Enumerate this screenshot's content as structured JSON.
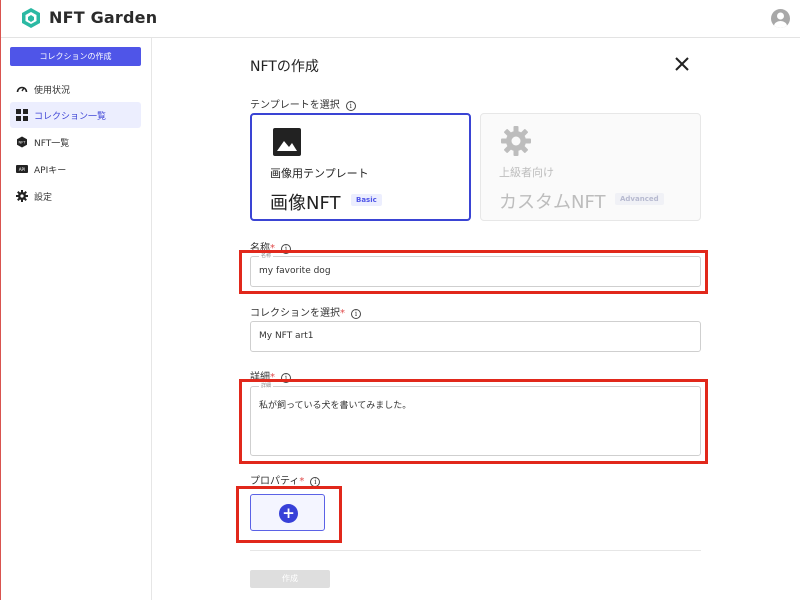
{
  "app": {
    "brand": "NFT Garden"
  },
  "sidebar": {
    "create_button": "コレクションの作成",
    "items": [
      {
        "label": "使用状況",
        "icon": "gauge-icon"
      },
      {
        "label": "コレクション一覧",
        "icon": "grid-icon",
        "active": true
      },
      {
        "label": "NFT一覧",
        "icon": "nft-hex-icon"
      },
      {
        "label": "APIキー",
        "icon": "api-icon"
      },
      {
        "label": "設定",
        "icon": "gear-icon"
      }
    ]
  },
  "dialog": {
    "title": "NFTの作成",
    "template_label": "テンプレートを選択",
    "templates": [
      {
        "sub": "画像用テンプレート",
        "name": "画像NFT",
        "badge": "Basic",
        "selected": true
      },
      {
        "sub": "上級者向け",
        "name": "カスタムNFT",
        "badge": "Advanced",
        "selected": false
      }
    ],
    "name_label": "名称",
    "name_float": "名称",
    "name_value": "my favorite dog",
    "collection_label": "コレクションを選択",
    "collection_value": "My NFT art1",
    "detail_label": "詳細",
    "detail_float": "詳細",
    "detail_value": "私が飼っている犬を書いてみました。",
    "property_label": "プロパティ",
    "add_property_glyph": "+",
    "submit_label": "作成",
    "required_mark": "*",
    "info_glyph": "i"
  },
  "colors": {
    "primary": "#4f55e8",
    "highlight": "#e1281b",
    "required": "#e04b4b"
  }
}
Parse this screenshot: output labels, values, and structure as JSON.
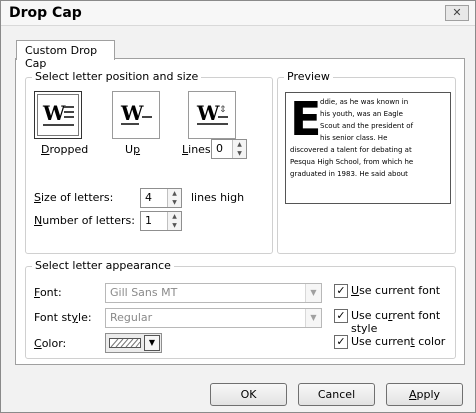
{
  "dialog": {
    "title": "Drop Cap",
    "close_glyph": "✕"
  },
  "tabs": [
    {
      "label": "Custom Drop Cap"
    }
  ],
  "position_group": {
    "title": "Select letter position and size",
    "options": [
      {
        "label": "Dropped",
        "mnemonic": "D",
        "rest": "ropped",
        "selected": true
      },
      {
        "label": "Up",
        "pre": "U",
        "mnemonic": "p",
        "selected": false
      },
      {
        "label": "Lines",
        "mnemonic": "L",
        "rest": "ines",
        "selected": false
      }
    ],
    "lines_value": "0",
    "size_label_m": "S",
    "size_label_rest": "ize of letters:",
    "size_value": "4",
    "size_unit": "lines high",
    "number_label_m": "N",
    "number_label_rest": "umber of letters:",
    "number_value": "1"
  },
  "preview": {
    "title": "Preview",
    "drop_letter": "E",
    "lines": [
      "ddie, as he was known in",
      "his youth, was an Eagle",
      "Scout and the president of",
      "his senior class. He",
      "discovered a talent for debating at",
      "Pesqua High School, from which he",
      "graduated in 1983. He said about"
    ]
  },
  "appearance_group": {
    "title": "Select letter appearance",
    "font_label_m": "F",
    "font_label_rest": "ont:",
    "font_value": "Gill Sans MT",
    "style_label_pre": "Font st",
    "style_label_m": "y",
    "style_label_rest": "le:",
    "style_value": "Regular",
    "color_label_m": "C",
    "color_label_rest": "olor:",
    "checks": [
      {
        "pre": "",
        "m": "U",
        "rest": "se current font",
        "checked": true
      },
      {
        "pre": "Use cu",
        "m": "r",
        "rest": "rent font style",
        "checked": true
      },
      {
        "pre": "Use curren",
        "m": "t",
        "rest": " color",
        "checked": true
      }
    ]
  },
  "buttons": {
    "ok": "OK",
    "cancel": "Cancel",
    "apply_m": "A",
    "apply_rest": "pply"
  },
  "icons": {
    "spin_up": "▲",
    "spin_down": "▼",
    "dropdown": "▼",
    "check": "✓"
  }
}
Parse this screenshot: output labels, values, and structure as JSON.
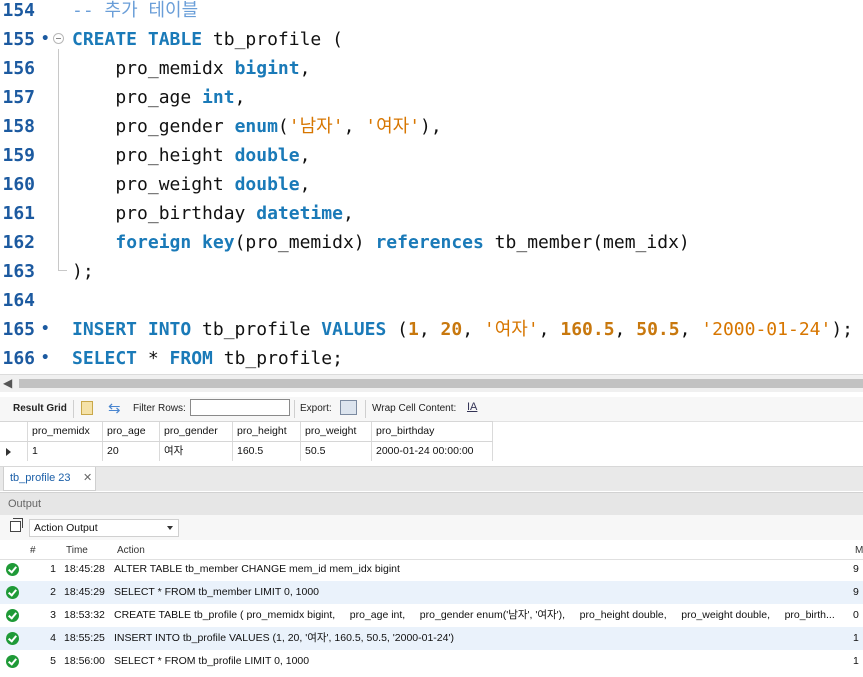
{
  "editor": {
    "lines": [
      {
        "num": "154",
        "marker": "",
        "tokens": [
          {
            "t": "-- 추가 테이블",
            "c": "cmt"
          }
        ]
      },
      {
        "num": "155",
        "marker": "•",
        "fold": true,
        "tokens": [
          {
            "t": "CREATE TABLE ",
            "c": "kw"
          },
          {
            "t": "tb_profile (",
            "c": "id"
          }
        ]
      },
      {
        "num": "156",
        "marker": "",
        "tokens": [
          {
            "t": "    pro_memidx ",
            "c": "id"
          },
          {
            "t": "bigint",
            "c": "kw"
          },
          {
            "t": ",",
            "c": "id"
          }
        ]
      },
      {
        "num": "157",
        "marker": "",
        "tokens": [
          {
            "t": "    pro_age ",
            "c": "id"
          },
          {
            "t": "int",
            "c": "kw"
          },
          {
            "t": ",",
            "c": "id"
          }
        ]
      },
      {
        "num": "158",
        "marker": "",
        "tokens": [
          {
            "t": "    pro_gender ",
            "c": "id"
          },
          {
            "t": "enum",
            "c": "kw"
          },
          {
            "t": "(",
            "c": "id"
          },
          {
            "t": "'남자'",
            "c": "str"
          },
          {
            "t": ", ",
            "c": "id"
          },
          {
            "t": "'여자'",
            "c": "str"
          },
          {
            "t": "),",
            "c": "id"
          }
        ]
      },
      {
        "num": "159",
        "marker": "",
        "tokens": [
          {
            "t": "    pro_height ",
            "c": "id"
          },
          {
            "t": "double",
            "c": "kw"
          },
          {
            "t": ",",
            "c": "id"
          }
        ]
      },
      {
        "num": "160",
        "marker": "",
        "tokens": [
          {
            "t": "    pro_weight ",
            "c": "id"
          },
          {
            "t": "double",
            "c": "kw"
          },
          {
            "t": ",",
            "c": "id"
          }
        ]
      },
      {
        "num": "161",
        "marker": "",
        "tokens": [
          {
            "t": "    pro_birthday ",
            "c": "id"
          },
          {
            "t": "datetime",
            "c": "kw"
          },
          {
            "t": ",",
            "c": "id"
          }
        ]
      },
      {
        "num": "162",
        "marker": "",
        "tokens": [
          {
            "t": "    ",
            "c": "id"
          },
          {
            "t": "foreign key",
            "c": "kw"
          },
          {
            "t": "(pro_memidx) ",
            "c": "id"
          },
          {
            "t": "references",
            "c": "kw"
          },
          {
            "t": " tb_member(mem_idx)",
            "c": "id"
          }
        ]
      },
      {
        "num": "163",
        "marker": "",
        "tokens": [
          {
            "t": ");",
            "c": "id"
          }
        ]
      },
      {
        "num": "164",
        "marker": "",
        "tokens": []
      },
      {
        "num": "165",
        "marker": "•",
        "tokens": [
          {
            "t": "INSERT INTO ",
            "c": "kw"
          },
          {
            "t": "tb_profile ",
            "c": "id"
          },
          {
            "t": "VALUES ",
            "c": "kw"
          },
          {
            "t": "(",
            "c": "id"
          },
          {
            "t": "1",
            "c": "num"
          },
          {
            "t": ", ",
            "c": "id"
          },
          {
            "t": "20",
            "c": "num"
          },
          {
            "t": ", ",
            "c": "id"
          },
          {
            "t": "'여자'",
            "c": "str"
          },
          {
            "t": ", ",
            "c": "id"
          },
          {
            "t": "160.5",
            "c": "num"
          },
          {
            "t": ", ",
            "c": "id"
          },
          {
            "t": "50.5",
            "c": "num"
          },
          {
            "t": ", ",
            "c": "id"
          },
          {
            "t": "'2000-01-24'",
            "c": "str"
          },
          {
            "t": ");",
            "c": "id"
          }
        ]
      },
      {
        "num": "166",
        "marker": "•",
        "tokens": [
          {
            "t": "SELECT ",
            "c": "kw"
          },
          {
            "t": "* ",
            "c": "id"
          },
          {
            "t": "FROM ",
            "c": "kw"
          },
          {
            "t": "tb_profile;",
            "c": "id"
          }
        ]
      }
    ]
  },
  "result_toolbar": {
    "result_grid": "Result Grid",
    "filter_rows": "Filter Rows:",
    "filter_value": "",
    "export": "Export:",
    "wrap_cell": "Wrap Cell Content:",
    "wrap_icon": "wrap-icon"
  },
  "result_grid": {
    "columns": [
      "pro_memidx",
      "pro_age",
      "pro_gender",
      "pro_height",
      "pro_weight",
      "pro_birthday"
    ],
    "rows": [
      [
        "1",
        "20",
        "여자",
        "160.5",
        "50.5",
        "2000-01-24 00:00:00"
      ]
    ]
  },
  "result_tab": {
    "label": "tb_profile 23",
    "close": "✕"
  },
  "output": {
    "header": "Output",
    "mode": "Action Output",
    "columns": {
      "num": "#",
      "time": "Time",
      "action": "Action",
      "message": "M"
    },
    "rows": [
      {
        "num": "1",
        "time": "18:45:28",
        "action": "ALTER TABLE tb_member CHANGE mem_id mem_idx bigint",
        "message": "9"
      },
      {
        "num": "2",
        "time": "18:45:29",
        "action": "SELECT * FROM tb_member LIMIT 0, 1000",
        "message": "9"
      },
      {
        "num": "3",
        "time": "18:53:32",
        "action": "CREATE TABLE tb_profile ( pro_memidx bigint,     pro_age int,     pro_gender enum('남자', '여자'),     pro_height double,     pro_weight double,     pro_birth...",
        "message": "0"
      },
      {
        "num": "4",
        "time": "18:55:25",
        "action": "INSERT INTO tb_profile VALUES (1, 20, '여자', 160.5, 50.5, '2000-01-24')",
        "message": "1"
      },
      {
        "num": "5",
        "time": "18:56:00",
        "action": "SELECT * FROM tb_profile LIMIT 0, 1000",
        "message": "1"
      }
    ]
  },
  "colors": {
    "keyword": "#1a7ab8",
    "line_number": "#1c5aa0",
    "string": "#d77600",
    "number": "#c8780e",
    "success": "#1f9a37"
  }
}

-- -- --

**Short problem**.
Read through the data and copy every line where "letters" shows up.

**Task result**.
    "size_label_rest": "ize of letters:",
    "number_label_rest": "umber of letters:",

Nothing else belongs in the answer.